Given instruction >>
An exact copy of the records is required, minus the pictures they hold.

* BEGIN Material for this exercise *

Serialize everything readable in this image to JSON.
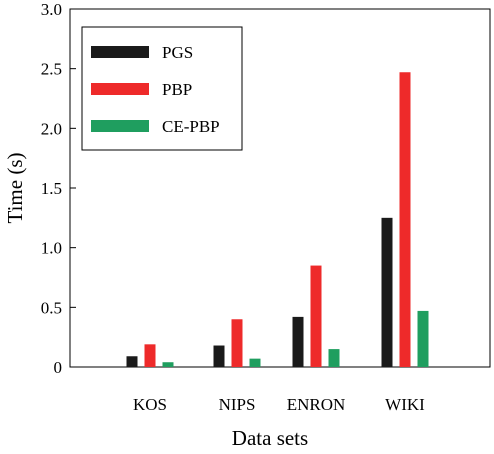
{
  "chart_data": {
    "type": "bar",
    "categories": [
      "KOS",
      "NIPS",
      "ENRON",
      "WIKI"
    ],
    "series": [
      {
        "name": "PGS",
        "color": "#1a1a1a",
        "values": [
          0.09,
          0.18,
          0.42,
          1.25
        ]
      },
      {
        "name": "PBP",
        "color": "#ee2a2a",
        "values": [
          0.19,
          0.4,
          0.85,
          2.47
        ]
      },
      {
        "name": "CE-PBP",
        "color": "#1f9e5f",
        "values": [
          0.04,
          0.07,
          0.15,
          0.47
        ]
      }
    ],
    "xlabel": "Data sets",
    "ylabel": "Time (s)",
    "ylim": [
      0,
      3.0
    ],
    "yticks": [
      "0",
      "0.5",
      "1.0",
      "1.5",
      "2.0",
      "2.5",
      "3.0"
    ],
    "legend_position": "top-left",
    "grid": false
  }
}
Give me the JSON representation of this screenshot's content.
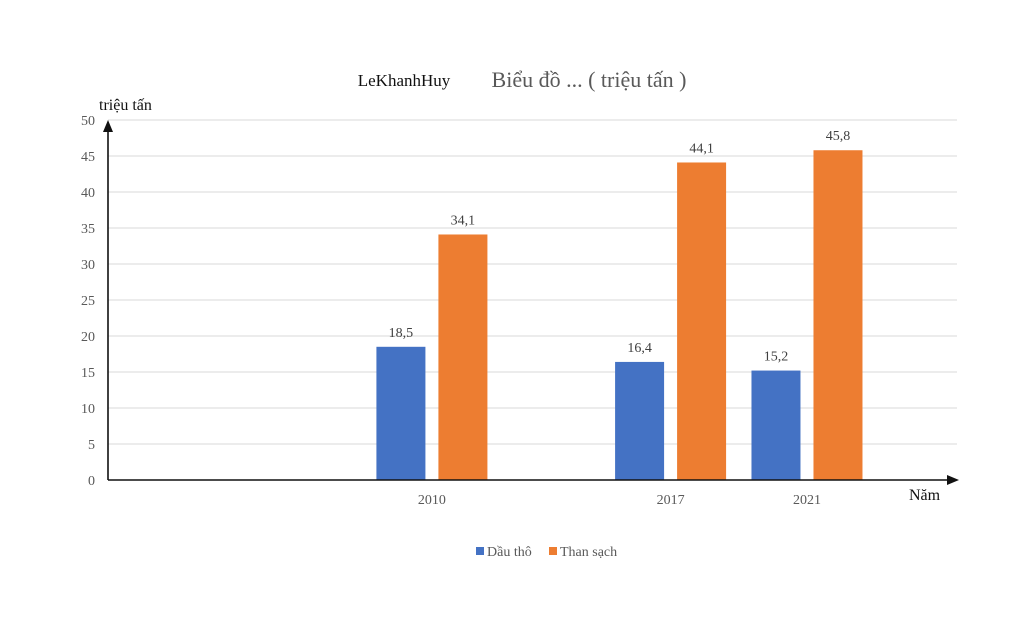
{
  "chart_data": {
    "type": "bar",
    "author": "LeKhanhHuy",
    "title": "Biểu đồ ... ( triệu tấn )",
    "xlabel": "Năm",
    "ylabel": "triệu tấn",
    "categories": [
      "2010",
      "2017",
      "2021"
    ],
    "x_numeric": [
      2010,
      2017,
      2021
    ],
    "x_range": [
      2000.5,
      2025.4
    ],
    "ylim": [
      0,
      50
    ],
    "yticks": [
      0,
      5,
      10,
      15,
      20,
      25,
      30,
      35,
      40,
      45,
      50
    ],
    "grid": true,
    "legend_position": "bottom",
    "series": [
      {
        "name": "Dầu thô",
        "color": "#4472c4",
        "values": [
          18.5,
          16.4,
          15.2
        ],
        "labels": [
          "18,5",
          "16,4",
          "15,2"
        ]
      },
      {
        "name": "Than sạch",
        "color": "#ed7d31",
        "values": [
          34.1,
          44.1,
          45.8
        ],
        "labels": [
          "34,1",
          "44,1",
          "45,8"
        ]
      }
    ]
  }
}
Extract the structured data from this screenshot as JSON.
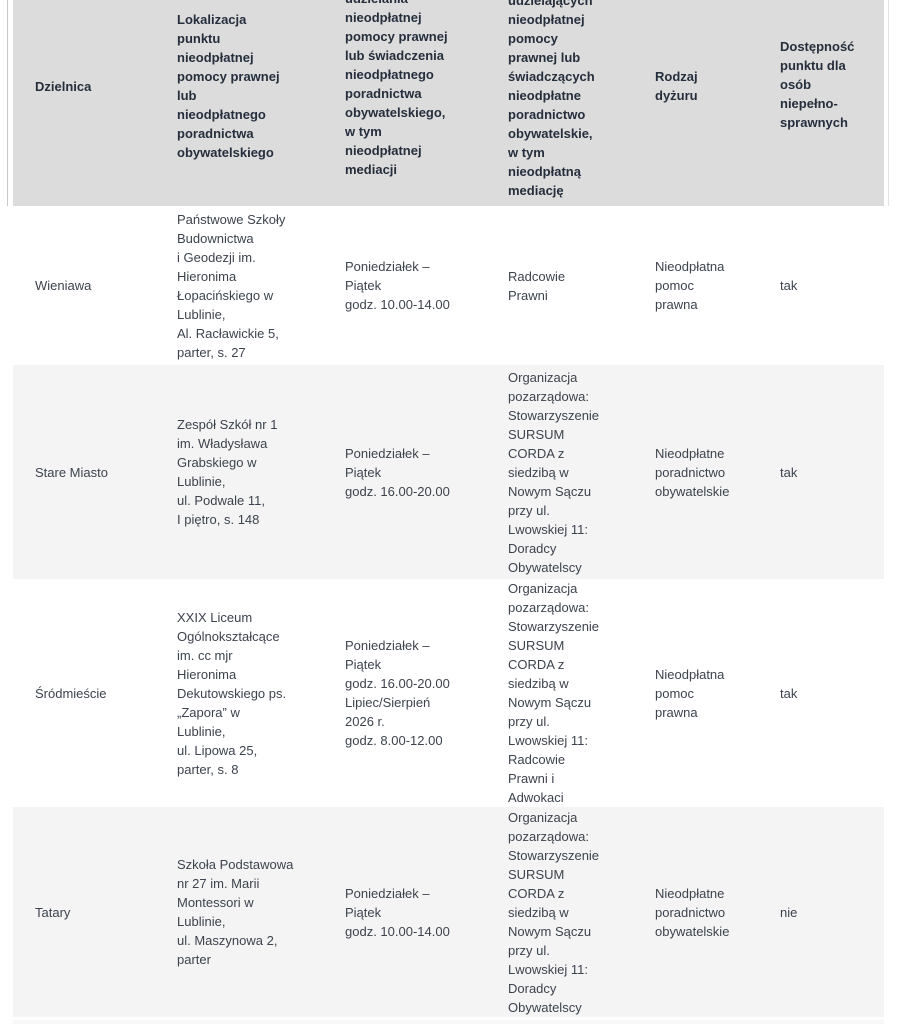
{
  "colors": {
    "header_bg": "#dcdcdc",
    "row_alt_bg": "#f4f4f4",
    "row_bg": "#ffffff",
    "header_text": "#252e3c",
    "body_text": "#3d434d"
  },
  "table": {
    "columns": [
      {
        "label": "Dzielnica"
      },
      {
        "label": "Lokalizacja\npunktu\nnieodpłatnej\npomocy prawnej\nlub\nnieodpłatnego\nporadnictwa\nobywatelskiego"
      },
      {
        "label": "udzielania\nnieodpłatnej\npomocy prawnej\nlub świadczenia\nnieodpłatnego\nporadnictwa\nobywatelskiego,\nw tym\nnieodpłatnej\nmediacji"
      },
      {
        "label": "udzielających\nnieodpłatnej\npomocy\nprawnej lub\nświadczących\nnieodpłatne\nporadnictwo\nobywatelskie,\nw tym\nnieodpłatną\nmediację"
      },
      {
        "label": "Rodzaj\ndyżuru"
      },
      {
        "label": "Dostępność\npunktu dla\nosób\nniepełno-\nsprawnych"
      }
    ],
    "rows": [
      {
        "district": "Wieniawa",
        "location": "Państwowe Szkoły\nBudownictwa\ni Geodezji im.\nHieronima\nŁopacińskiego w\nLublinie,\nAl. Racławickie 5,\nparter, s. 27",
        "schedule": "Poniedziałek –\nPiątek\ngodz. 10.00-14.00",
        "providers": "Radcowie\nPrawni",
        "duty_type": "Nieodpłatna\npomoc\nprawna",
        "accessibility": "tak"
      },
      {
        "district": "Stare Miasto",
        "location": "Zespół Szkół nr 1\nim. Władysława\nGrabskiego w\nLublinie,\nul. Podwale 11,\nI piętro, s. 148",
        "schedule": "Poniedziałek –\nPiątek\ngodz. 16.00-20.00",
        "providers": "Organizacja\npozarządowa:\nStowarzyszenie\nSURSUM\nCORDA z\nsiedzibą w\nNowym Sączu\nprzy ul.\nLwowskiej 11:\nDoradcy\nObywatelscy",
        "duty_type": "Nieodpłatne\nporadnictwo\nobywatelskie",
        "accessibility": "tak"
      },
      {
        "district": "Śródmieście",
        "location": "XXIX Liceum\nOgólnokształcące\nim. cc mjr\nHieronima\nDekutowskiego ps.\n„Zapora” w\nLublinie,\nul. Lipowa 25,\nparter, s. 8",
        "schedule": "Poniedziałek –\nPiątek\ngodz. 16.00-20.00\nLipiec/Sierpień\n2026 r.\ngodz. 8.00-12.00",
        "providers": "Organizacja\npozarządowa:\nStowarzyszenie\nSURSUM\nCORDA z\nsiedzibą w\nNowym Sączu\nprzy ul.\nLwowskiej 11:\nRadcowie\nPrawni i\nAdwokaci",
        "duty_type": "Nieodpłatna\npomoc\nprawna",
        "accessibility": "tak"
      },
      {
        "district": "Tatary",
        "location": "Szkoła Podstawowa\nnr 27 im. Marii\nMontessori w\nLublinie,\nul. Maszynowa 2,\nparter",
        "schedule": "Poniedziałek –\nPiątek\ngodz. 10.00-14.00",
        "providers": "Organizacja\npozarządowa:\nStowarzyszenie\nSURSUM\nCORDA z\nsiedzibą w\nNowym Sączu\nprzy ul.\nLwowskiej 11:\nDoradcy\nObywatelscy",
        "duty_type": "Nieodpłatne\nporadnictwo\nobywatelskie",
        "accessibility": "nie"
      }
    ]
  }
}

* END Material for this exercise *

Task output >>
Serialize everything readable in this image to JSON.
{
  "chart_data": {
    "type": "bar",
    "categories": [
      "KOS",
      "NIPS",
      "ENRON",
      "WIKI"
    ],
    "series": [
      {
        "name": "PGS",
        "color": "#1a1a1a",
        "values": [
          0.09,
          0.18,
          0.42,
          1.25
        ]
      },
      {
        "name": "PBP",
        "color": "#ee2a2a",
        "values": [
          0.19,
          0.4,
          0.85,
          2.47
        ]
      },
      {
        "name": "CE-PBP",
        "color": "#1f9e5f",
        "values": [
          0.04,
          0.07,
          0.15,
          0.47
        ]
      }
    ],
    "xlabel": "Data sets",
    "ylabel": "Time (s)",
    "ylim": [
      0,
      3.0
    ],
    "yticks": [
      "0",
      "0.5",
      "1.0",
      "1.5",
      "2.0",
      "2.5",
      "3.0"
    ],
    "legend_position": "top-left",
    "grid": false
  }
}
Give me the JSON representation of this screenshot's content.
{
  "chart_data": {
    "type": "bar",
    "author": "LeKhanhHuy",
    "title": "Biểu đồ ... ( triệu tấn )",
    "xlabel": "Năm",
    "ylabel": "triệu tấn",
    "categories": [
      "2010",
      "2017",
      "2021"
    ],
    "x_numeric": [
      2010,
      2017,
      2021
    ],
    "x_range": [
      2000.5,
      2025.4
    ],
    "ylim": [
      0,
      50
    ],
    "yticks": [
      0,
      5,
      10,
      15,
      20,
      25,
      30,
      35,
      40,
      45,
      50
    ],
    "grid": true,
    "legend_position": "bottom",
    "series": [
      {
        "name": "Dầu thô",
        "color": "#4472c4",
        "values": [
          18.5,
          16.4,
          15.2
        ],
        "labels": [
          "18,5",
          "16,4",
          "15,2"
        ]
      },
      {
        "name": "Than sạch",
        "color": "#ed7d31",
        "values": [
          34.1,
          44.1,
          45.8
        ],
        "labels": [
          "34,1",
          "44,1",
          "45,8"
        ]
      }
    ]
  }
}
Extract the structured data from this screenshot as JSON.
{
  "colors": {
    "header_bg": "#dcdcdc",
    "row_alt_bg": "#f4f4f4",
    "row_bg": "#ffffff",
    "header_text": "#252e3c",
    "body_text": "#3d434d"
  },
  "table": {
    "columns": [
      {
        "label": "Dzielnica"
      },
      {
        "label": "Lokalizacja\npunktu\nnieodpłatnej\npomocy prawnej\nlub\nnieodpłatnego\nporadnictwa\nobywatelskiego"
      },
      {
        "label": "udzielania\nnieodpłatnej\npomocy prawnej\nlub świadczenia\nnieodpłatnego\nporadnictwa\nobywatelskiego,\nw tym\nnieodpłatnej\nmediacji"
      },
      {
        "label": "udzielających\nnieodpłatnej\npomocy\nprawnej lub\nświadczących\nnieodpłatne\nporadnictwo\nobywatelskie,\nw tym\nnieodpłatną\nmediację"
      },
      {
        "label": "Rodzaj\ndyżuru"
      },
      {
        "label": "Dostępność\npunktu dla\nosób\nniepełno-\nsprawnych"
      }
    ],
    "rows": [
      {
        "district": "Wieniawa",
        "location": "Państwowe Szkoły\nBudownictwa\ni Geodezji im.\nHieronima\nŁopacińskiego w\nLublinie,\nAl. Racławickie 5,\nparter, s. 27",
        "schedule": "Poniedziałek –\nPiątek\ngodz. 10.00-14.00",
        "providers": "Radcowie\nPrawni",
        "duty_type": "Nieodpłatna\npomoc\nprawna",
        "accessibility": "tak"
      },
      {
        "district": "Stare Miasto",
        "location": "Zespół Szkół nr 1\nim. Władysława\nGrabskiego w\nLublinie,\nul. Podwale 11,\nI piętro, s. 148",
        "schedule": "Poniedziałek –\nPiątek\ngodz. 16.00-20.00",
        "providers": "Organizacja\npozarządowa:\nStowarzyszenie\nSURSUM\nCORDA z\nsiedzibą w\nNowym Sączu\nprzy ul.\nLwowskiej 11:\nDoradcy\nObywatelscy",
        "duty_type": "Nieodpłatne\nporadnictwo\nobywatelskie",
        "accessibility": "tak"
      },
      {
        "district": "Śródmieście",
        "location": "XXIX Liceum\nOgólnokształcące\nim. cc mjr\nHieronima\nDekutowskiego ps.\n„Zapora” w\nLublinie,\nul. Lipowa 25,\nparter, s. 8",
        "schedule": "Poniedziałek –\nPiątek\ngodz. 16.00-20.00\nLipiec/Sierpień\n2026 r.\ngodz. 8.00-12.00",
        "providers": "Organizacja\npozarządowa:\nStowarzyszenie\nSURSUM\nCORDA z\nsiedzibą w\nNowym Sączu\nprzy ul.\nLwowskiej 11:\nRadcowie\nPrawni i\nAdwokaci",
        "duty_type": "Nieodpłatna\npomoc\nprawna",
        "accessibility": "tak"
      },
      {
        "district": "Tatary",
        "location": "Szkoła Podstawowa\nnr 27 im. Marii\nMontessori w\nLublinie,\nul. Maszynowa 2,\nparter",
        "schedule": "Poniedziałek –\nPiątek\ngodz. 10.00-14.00",
        "providers": "Organizacja\npozarządowa:\nStowarzyszenie\nSURSUM\nCORDA z\nsiedzibą w\nNowym Sączu\nprzy ul.\nLwowskiej 11:\nDoradcy\nObywatelscy",
        "duty_type": "Nieodpłatne\nporadnictwo\nobywatelskie",
        "accessibility": "nie"
      }
    ]
  }
}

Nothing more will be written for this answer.